-- Work to be completed --
Identify the lines that include the word "JSON", then copy all of them.
╭─ Dataset records
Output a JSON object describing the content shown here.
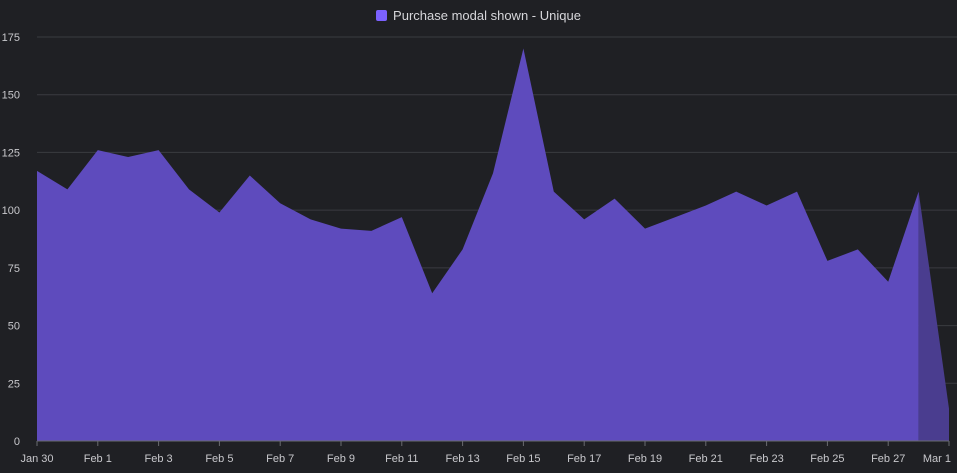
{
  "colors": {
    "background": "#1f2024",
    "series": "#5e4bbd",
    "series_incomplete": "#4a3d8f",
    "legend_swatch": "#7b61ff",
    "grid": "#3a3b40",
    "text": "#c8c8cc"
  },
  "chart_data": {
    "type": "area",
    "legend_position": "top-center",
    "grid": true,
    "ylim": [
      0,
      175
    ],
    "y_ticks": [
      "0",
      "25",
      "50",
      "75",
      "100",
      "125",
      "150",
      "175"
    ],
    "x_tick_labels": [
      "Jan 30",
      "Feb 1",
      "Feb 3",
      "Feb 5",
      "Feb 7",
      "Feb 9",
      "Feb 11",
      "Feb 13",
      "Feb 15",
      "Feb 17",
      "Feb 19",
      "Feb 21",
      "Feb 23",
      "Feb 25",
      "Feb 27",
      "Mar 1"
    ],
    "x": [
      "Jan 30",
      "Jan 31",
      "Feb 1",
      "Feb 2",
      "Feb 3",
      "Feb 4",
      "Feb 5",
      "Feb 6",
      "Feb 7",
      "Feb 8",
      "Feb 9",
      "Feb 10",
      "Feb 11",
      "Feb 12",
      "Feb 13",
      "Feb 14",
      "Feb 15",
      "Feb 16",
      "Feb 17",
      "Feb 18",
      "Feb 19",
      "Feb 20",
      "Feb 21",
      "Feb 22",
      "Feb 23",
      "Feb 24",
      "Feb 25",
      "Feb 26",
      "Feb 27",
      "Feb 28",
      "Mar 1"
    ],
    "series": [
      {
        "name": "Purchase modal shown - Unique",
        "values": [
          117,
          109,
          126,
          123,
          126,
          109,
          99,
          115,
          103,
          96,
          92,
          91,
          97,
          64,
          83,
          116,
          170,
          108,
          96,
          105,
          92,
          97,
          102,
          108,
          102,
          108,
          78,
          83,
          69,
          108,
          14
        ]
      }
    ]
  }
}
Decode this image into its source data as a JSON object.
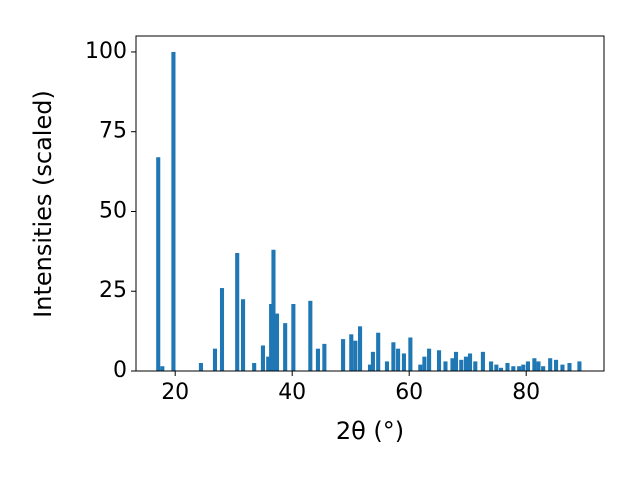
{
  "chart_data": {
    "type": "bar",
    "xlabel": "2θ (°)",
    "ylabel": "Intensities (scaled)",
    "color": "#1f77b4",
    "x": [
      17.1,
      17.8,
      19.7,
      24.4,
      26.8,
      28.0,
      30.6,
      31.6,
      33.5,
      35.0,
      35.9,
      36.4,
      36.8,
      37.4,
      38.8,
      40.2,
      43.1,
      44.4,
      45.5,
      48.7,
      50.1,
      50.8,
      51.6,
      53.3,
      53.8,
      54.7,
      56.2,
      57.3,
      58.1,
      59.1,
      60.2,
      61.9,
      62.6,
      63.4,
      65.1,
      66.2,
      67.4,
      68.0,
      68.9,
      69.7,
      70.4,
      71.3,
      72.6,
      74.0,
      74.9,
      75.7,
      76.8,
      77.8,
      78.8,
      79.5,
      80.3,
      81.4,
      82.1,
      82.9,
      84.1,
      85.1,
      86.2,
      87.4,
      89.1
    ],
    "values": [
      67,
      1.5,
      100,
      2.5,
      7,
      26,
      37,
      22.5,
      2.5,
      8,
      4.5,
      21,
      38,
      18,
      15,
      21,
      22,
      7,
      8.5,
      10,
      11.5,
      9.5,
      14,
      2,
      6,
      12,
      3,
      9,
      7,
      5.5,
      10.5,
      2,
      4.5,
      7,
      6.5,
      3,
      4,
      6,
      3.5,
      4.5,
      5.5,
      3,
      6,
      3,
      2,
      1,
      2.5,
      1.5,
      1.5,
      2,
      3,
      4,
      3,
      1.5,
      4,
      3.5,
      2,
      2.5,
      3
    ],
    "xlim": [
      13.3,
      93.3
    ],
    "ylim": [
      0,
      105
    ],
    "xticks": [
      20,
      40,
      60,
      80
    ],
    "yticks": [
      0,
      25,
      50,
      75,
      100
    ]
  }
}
╰─
-- Written response --
Output a JSON object describing the content shown here.
Decode this image into its source data as a JSON object.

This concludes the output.